→ **Problem description**: Go through the entries below and pick out every line with "иных".

=-=-=-=-=

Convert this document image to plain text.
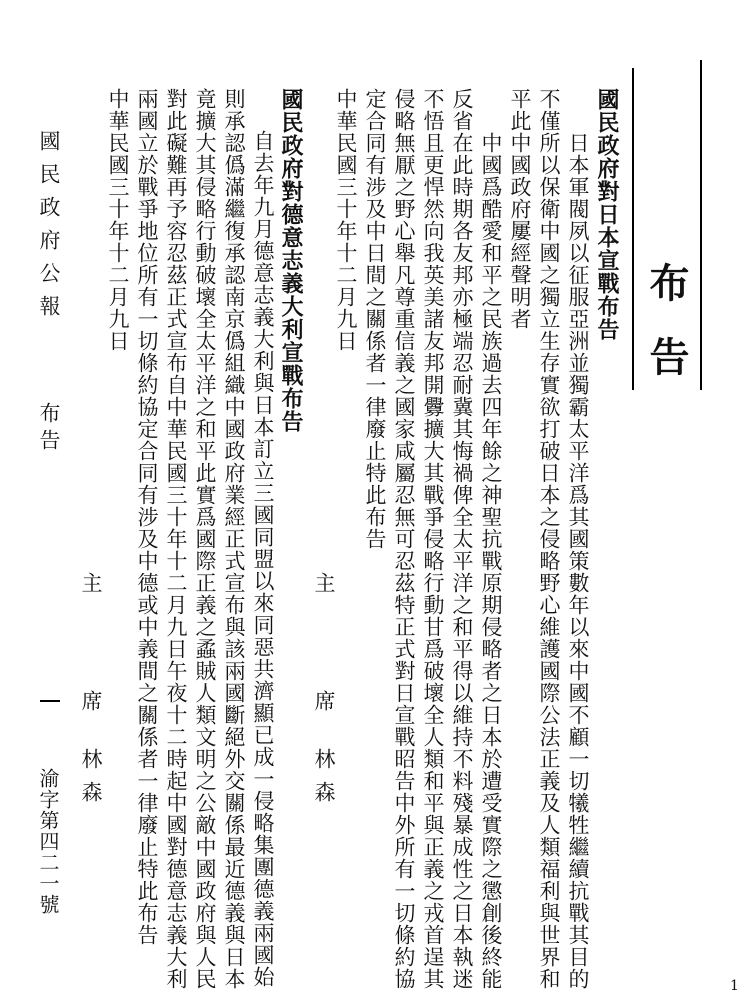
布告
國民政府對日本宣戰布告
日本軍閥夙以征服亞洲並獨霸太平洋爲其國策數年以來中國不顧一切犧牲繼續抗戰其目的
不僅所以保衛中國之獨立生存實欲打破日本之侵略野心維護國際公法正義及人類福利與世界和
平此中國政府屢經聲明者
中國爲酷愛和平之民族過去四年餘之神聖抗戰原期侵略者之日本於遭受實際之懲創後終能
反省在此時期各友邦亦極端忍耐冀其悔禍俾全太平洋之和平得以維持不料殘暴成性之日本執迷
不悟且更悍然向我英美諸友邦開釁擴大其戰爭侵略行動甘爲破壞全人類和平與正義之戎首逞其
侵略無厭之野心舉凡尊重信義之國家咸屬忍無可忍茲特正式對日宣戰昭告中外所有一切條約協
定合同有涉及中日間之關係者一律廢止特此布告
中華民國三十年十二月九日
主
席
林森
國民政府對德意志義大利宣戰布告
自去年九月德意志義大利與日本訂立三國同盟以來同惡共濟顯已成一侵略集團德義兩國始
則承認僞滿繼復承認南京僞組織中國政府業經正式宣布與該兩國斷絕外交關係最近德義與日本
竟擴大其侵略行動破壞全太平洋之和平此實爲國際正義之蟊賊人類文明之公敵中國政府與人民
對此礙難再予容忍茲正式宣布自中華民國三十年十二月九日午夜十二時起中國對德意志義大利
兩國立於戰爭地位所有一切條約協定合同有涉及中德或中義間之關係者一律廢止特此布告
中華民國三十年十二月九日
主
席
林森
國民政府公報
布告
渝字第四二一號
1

=-=-=-=-=

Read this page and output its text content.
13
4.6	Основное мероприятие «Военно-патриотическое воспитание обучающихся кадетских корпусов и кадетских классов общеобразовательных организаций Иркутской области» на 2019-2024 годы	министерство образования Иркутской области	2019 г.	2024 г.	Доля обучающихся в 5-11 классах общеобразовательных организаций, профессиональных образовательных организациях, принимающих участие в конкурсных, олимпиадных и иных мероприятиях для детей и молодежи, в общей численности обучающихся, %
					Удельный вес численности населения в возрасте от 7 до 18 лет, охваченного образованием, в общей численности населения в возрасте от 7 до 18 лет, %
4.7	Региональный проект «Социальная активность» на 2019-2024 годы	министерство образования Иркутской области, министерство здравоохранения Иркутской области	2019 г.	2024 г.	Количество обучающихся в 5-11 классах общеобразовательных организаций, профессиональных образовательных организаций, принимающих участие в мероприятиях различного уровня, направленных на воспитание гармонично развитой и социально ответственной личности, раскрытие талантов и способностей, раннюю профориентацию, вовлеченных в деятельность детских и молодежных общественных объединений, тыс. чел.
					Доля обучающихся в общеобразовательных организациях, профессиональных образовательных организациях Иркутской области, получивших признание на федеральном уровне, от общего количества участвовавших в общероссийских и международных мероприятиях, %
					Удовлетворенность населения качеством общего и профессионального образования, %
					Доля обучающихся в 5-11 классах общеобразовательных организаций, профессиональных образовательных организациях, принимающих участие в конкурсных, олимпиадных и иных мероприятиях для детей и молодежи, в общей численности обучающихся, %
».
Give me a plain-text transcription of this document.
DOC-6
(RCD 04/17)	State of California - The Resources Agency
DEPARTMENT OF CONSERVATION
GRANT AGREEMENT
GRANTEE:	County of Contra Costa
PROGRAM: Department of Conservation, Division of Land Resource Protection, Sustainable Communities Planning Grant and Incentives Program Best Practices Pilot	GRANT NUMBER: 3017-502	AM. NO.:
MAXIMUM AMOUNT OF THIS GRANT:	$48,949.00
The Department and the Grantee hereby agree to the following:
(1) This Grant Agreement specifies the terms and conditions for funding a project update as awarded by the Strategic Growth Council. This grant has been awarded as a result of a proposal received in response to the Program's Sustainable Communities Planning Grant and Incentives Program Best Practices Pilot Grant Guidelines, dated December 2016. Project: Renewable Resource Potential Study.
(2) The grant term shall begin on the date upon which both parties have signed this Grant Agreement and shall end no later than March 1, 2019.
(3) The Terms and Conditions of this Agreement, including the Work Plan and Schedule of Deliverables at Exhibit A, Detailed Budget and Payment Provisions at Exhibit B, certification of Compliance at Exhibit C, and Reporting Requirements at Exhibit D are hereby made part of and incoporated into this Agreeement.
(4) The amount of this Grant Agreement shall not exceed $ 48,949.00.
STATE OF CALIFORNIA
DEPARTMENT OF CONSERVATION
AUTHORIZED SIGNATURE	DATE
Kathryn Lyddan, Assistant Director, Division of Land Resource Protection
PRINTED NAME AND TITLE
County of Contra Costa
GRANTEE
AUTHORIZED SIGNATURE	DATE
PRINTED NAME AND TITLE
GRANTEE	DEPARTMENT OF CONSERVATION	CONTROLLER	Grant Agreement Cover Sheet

=-=-=-=-=

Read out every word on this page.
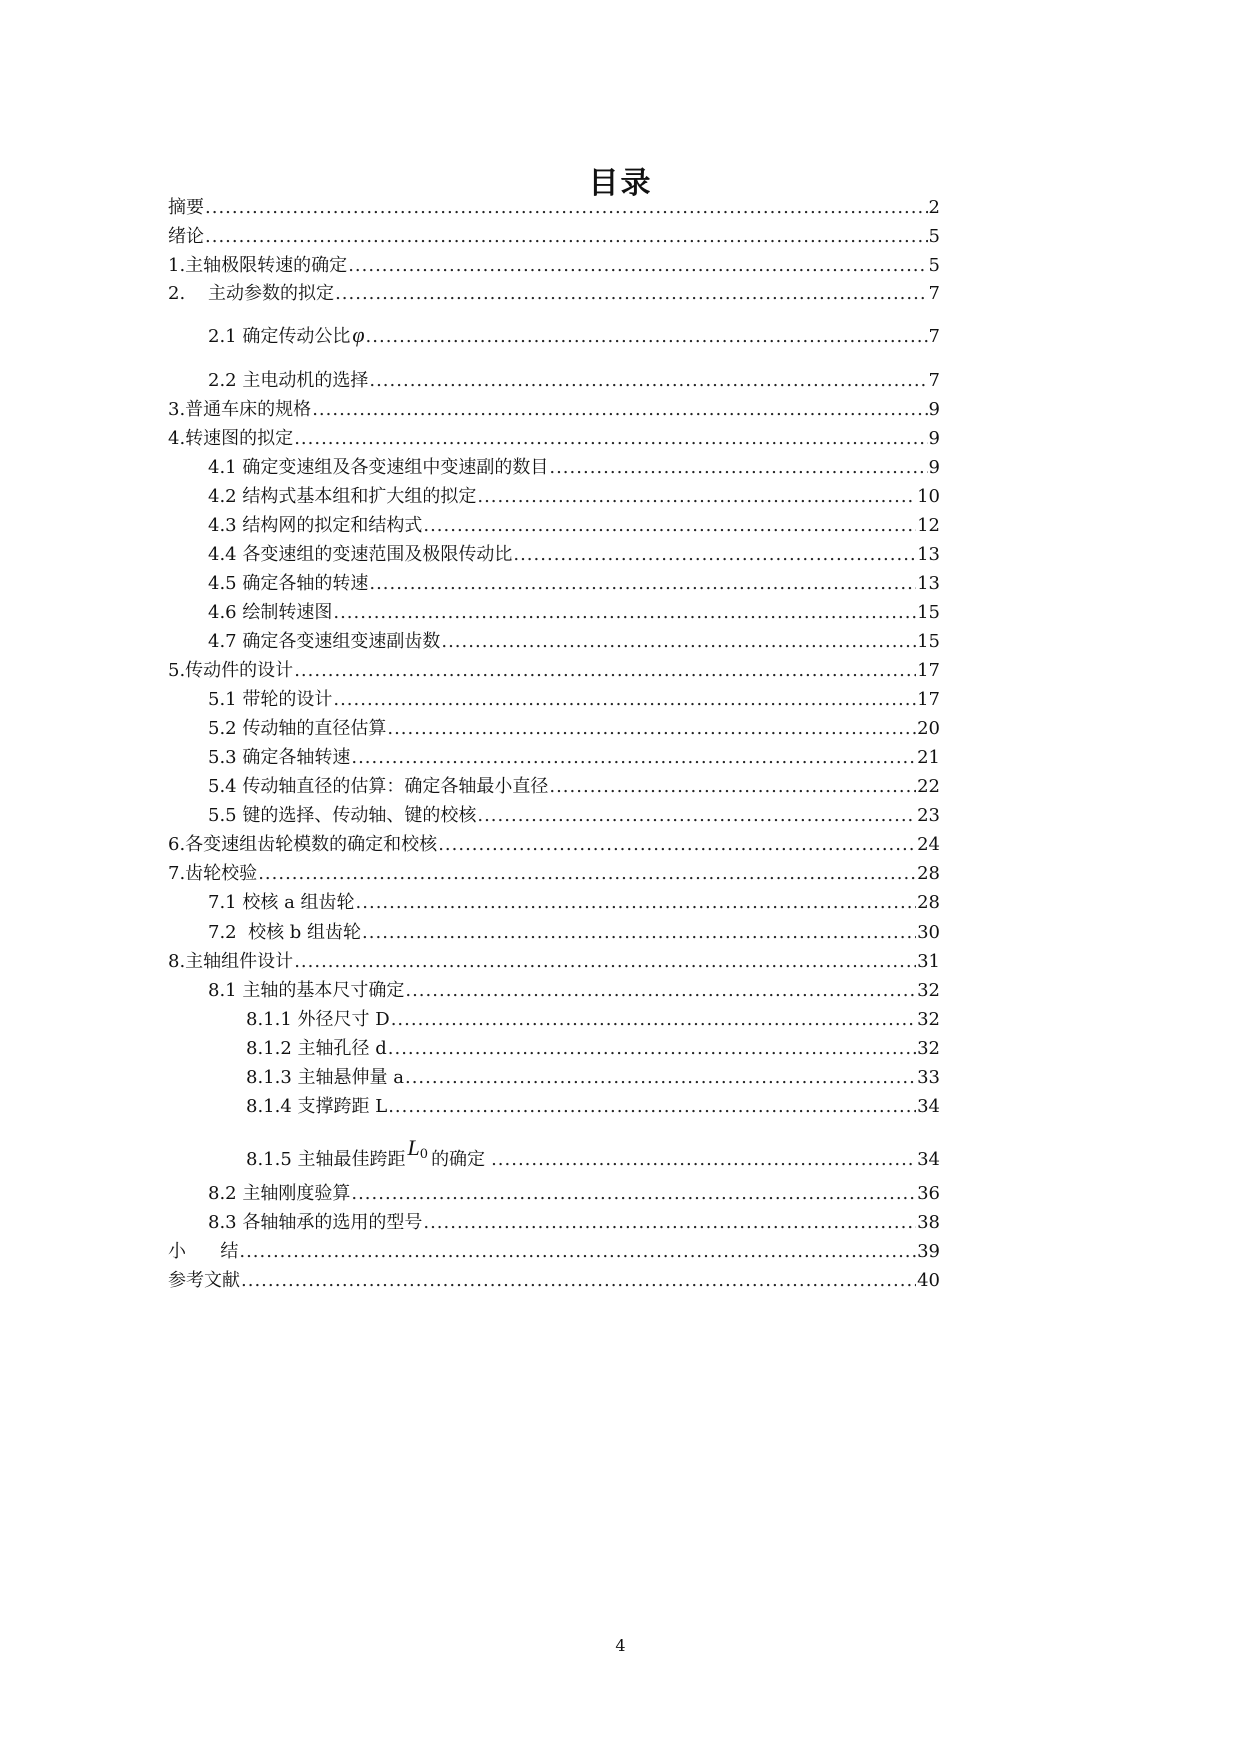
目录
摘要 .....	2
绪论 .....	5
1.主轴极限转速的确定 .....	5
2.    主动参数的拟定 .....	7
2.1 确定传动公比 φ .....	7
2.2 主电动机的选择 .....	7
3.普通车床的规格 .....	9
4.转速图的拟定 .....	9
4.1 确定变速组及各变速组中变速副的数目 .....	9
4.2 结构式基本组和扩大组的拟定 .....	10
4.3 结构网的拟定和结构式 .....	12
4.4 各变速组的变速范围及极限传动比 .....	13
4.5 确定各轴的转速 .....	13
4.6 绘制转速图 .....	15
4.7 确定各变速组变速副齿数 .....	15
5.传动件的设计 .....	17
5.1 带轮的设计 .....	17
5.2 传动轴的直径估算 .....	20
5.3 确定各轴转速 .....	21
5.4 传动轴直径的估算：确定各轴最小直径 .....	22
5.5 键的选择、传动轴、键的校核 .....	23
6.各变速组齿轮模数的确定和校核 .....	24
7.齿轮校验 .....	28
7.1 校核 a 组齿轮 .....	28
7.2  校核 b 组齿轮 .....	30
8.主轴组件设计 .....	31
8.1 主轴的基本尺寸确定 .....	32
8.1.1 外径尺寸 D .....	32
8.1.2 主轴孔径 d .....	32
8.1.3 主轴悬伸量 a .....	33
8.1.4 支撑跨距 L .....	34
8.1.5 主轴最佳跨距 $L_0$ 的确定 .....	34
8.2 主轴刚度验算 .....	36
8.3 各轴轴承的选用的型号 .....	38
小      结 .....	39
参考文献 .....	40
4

=-=-=-=-=

→ **Exercise answer**:
4.6	Основное мероприятие «Военно-патриотическое воспитание обучающихся кадетских корпусов и кадетских классов общеобразовательных организаций Иркутской области» на 2019-2024 годы	министерство образования Иркутской области	2019 г.	2024 г.	Доля обучающихся в 5-11 классах общеобразовательных организаций, профессиональных образовательных организациях, принимающих участие в конкурсных, олимпиадных и иных мероприятиях для детей и молодежи, в общей численности обучающихся, %
					Доля обучающихся в 5-11 классах общеобразовательных организаций, профессиональных образовательных организациях, принимающих участие в конкурсных, олимпиадных и иных мероприятиях для детей и молодежи, в общей численности обучающихся, %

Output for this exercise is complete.